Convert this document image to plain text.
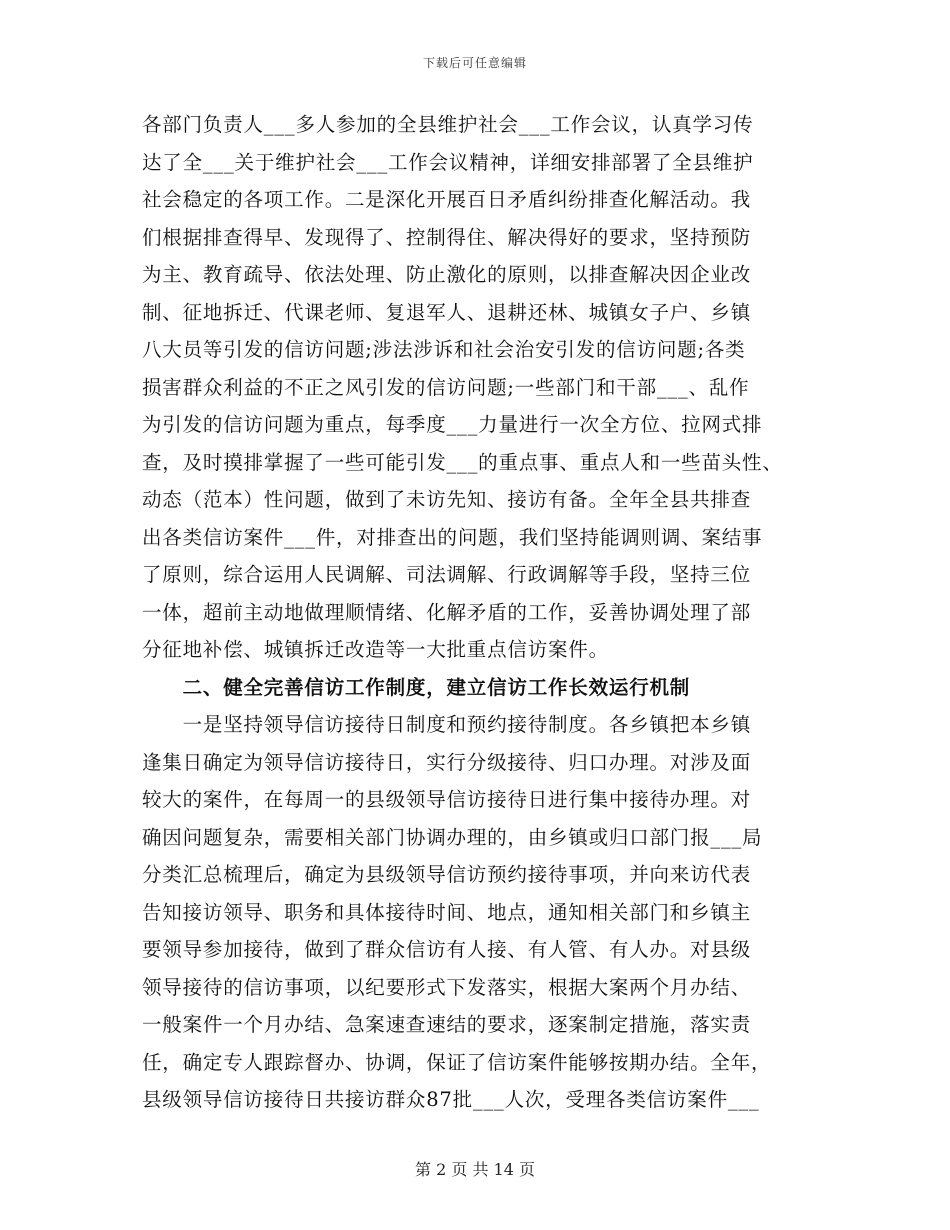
下载后可任意编辑
各部门负责人___多人参加的全县维护社会___工作会议，认真学习传
达了全___关于维护社会___工作会议精神，详细安排部署了全县维护
社会稳定的各项工作。二是深化开展百日矛盾纠纷排查化解活动。我
们根据排查得早、发现得了、控制得住、解决得好的要求，坚持预防
为主、教育疏导、依法处理、防止激化的原则，以排查解决因企业改
制、征地拆迁、代课老师、复退军人、退耕还林、城镇女子户、乡镇
八大员等引发的信访问题;涉法涉诉和社会治安引发的信访问题;各类
损害群众利益的不正之风引发的信访问题;一些部门和干部___、乱作
为引发的信访问题为重点，每季度___力量进行一次全方位、拉网式排
查，及时摸排掌握了一些可能引发___的重点事、重点人和一些苗头性、
动态（范本）性问题，做到了未访先知、接访有备。全年全县共排查
出各类信访案件___件，对排查出的问题，我们坚持能调则调、案结事
了原则，综合运用人民调解、司法调解、行政调解等手段，坚持三位
一体，超前主动地做理顺情绪、化解矛盾的工作，妥善协调处理了部
分征地补偿、城镇拆迁改造等一大批重点信访案件。
　　二、健全完善信访工作制度，建立信访工作长效运行机制
　　一是坚持领导信访接待日制度和预约接待制度。各乡镇把本乡镇
逢集日确定为领导信访接待日，实行分级接待、归口办理。对涉及面
较大的案件，在每周一的县级领导信访接待日进行集中接待办理。对
确因问题复杂，需要相关部门协调办理的，由乡镇或归口部门报___局
分类汇总梳理后，确定为县级领导信访预约接待事项，并向来访代表
告知接访领导、职务和具体接待时间、地点，通知相关部门和乡镇主
要领导参加接待，做到了群众信访有人接、有人管、有人办。对县级
领导接待的信访事项，以纪要形式下发落实，根据大案两个月办结、
一般案件一个月办结、急案速查速结的要求，逐案制定措施，落实责
任，确定专人跟踪督办、协调，保证了信访案件能够按期办结。全年，
县级领导信访接待日共接访群众87批___人次，受理各类信访案件___
第 2 页 共 14 页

== GOAL OF THE EXERCISE ==
Output the entries above exactly, without their pictures.

== ANSWER IN FULL ==
Convert this document image to plain text.
下载后可任意编辑
各部门负责人___多人参加的全县维护社会___工作会议，认真学习传
达了全___关于维护社会___工作会议精神，详细安排部署了全县维护
社会稳定的各项工作。二是深化开展百日矛盾纠纷排查化解活动。我
们根据排查得早、发现得了、控制得住、解决得好的要求，坚持预防
为主、教育疏导、依法处理、防止激化的原则，以排查解决因企业改
制、征地拆迁、代课老师、复退军人、退耕还林、城镇女子户、乡镇
八大员等引发的信访问题;涉法涉诉和社会治安引发的信访问题;各类
损害群众利益的不正之风引发的信访问题;一些部门和干部___、乱作
为引发的信访问题为重点，每季度___力量进行一次全方位、拉网式排
查，及时摸排掌握了一些可能引发___的重点事、重点人和一些苗头性、
动态（范本）性问题，做到了未访先知、接访有备。全年全县共排查
出各类信访案件___件，对排查出的问题，我们坚持能调则调、案结事
了原则，综合运用人民调解、司法调解、行政调解等手段，坚持三位
一体，超前主动地做理顺情绪、化解矛盾的工作，妥善协调处理了部
分征地补偿、城镇拆迁改造等一大批重点信访案件。
　　二、健全完善信访工作制度，建立信访工作长效运行机制
　　一是坚持领导信访接待日制度和预约接待制度。各乡镇把本乡镇
逢集日确定为领导信访接待日，实行分级接待、归口办理。对涉及面
较大的案件，在每周一的县级领导信访接待日进行集中接待办理。对
确因问题复杂，需要相关部门协调办理的，由乡镇或归口部门报___局
分类汇总梳理后，确定为县级领导信访预约接待事项，并向来访代表
告知接访领导、职务和具体接待时间、地点，通知相关部门和乡镇主
要领导参加接待，做到了群众信访有人接、有人管、有人办。对县级
领导接待的信访事项，以纪要形式下发落实，根据大案两个月办结、
一般案件一个月办结、急案速查速结的要求，逐案制定措施，落实责
任，确定专人跟踪督办、协调，保证了信访案件能够按期办结。全年，
县级领导信访接待日共接访群众87批___人次，受理各类信访案件___
第 2 页 共 14 页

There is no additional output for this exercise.